# GIVEN REQUEST
Scan the data. Collect each line that contains the word "Toms".

Rows from a figure dataset:

---

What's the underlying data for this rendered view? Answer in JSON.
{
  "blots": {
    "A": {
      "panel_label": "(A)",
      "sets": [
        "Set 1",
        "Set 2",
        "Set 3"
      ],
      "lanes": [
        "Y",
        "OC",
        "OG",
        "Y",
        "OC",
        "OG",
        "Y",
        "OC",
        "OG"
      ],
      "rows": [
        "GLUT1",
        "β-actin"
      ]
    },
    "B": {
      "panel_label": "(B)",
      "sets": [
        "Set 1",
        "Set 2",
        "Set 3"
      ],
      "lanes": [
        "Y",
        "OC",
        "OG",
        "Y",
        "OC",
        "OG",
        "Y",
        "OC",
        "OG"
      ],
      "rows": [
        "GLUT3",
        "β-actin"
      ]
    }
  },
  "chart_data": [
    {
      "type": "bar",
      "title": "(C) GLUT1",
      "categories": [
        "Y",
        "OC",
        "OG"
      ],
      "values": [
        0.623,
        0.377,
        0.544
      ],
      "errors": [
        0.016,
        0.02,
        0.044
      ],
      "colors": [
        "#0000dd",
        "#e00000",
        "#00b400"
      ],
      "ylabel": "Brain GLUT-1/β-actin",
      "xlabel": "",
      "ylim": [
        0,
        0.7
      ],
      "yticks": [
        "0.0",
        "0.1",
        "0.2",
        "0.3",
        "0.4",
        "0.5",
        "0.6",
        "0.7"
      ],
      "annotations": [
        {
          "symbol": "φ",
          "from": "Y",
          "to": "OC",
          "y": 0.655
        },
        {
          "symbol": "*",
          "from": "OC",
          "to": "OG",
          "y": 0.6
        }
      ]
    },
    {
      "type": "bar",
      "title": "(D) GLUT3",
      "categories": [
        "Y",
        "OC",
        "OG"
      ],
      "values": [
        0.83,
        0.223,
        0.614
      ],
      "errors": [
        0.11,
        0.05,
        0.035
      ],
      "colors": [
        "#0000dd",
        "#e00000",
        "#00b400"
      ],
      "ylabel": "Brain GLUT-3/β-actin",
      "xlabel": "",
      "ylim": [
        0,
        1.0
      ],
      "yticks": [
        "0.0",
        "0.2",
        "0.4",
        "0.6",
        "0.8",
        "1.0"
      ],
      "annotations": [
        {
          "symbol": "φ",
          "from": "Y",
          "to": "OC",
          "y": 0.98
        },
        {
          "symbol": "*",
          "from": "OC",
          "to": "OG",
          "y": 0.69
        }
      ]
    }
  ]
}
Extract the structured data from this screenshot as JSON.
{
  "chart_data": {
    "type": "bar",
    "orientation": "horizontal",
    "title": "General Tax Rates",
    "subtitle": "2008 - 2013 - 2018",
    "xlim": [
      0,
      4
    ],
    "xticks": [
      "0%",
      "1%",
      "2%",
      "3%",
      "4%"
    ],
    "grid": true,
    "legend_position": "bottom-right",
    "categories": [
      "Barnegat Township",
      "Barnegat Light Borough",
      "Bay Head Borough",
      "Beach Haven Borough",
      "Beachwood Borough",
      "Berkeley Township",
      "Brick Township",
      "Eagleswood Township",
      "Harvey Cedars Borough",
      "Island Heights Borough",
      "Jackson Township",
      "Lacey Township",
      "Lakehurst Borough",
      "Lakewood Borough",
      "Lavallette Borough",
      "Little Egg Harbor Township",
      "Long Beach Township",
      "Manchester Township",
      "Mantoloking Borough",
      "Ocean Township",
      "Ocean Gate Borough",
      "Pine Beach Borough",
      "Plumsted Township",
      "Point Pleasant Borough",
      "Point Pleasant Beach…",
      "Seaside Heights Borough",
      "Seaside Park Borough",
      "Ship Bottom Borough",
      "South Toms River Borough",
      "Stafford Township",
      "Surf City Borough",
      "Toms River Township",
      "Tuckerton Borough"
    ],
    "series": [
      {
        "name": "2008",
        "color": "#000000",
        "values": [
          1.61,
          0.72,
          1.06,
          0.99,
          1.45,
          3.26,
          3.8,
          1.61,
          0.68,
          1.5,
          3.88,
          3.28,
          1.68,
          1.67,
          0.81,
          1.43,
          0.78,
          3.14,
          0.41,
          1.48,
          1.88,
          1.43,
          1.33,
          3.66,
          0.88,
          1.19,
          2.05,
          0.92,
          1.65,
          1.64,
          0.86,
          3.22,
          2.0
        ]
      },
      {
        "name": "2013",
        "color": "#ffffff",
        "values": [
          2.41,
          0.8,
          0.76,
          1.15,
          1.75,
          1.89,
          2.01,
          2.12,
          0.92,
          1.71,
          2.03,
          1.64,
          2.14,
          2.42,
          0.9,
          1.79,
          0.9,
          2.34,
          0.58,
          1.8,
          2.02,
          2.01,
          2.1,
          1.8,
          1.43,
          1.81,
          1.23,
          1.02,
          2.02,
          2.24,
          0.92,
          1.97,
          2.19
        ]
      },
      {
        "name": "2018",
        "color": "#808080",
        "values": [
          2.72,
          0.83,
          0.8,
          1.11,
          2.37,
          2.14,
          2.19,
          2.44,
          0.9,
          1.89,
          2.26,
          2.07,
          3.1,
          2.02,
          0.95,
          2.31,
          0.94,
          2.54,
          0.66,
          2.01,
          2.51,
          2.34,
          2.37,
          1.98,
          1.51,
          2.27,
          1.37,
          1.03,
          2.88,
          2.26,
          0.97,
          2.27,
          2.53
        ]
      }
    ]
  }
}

---

# FULL OUTPUT
      "South Toms River Borough",
      "Toms River Township",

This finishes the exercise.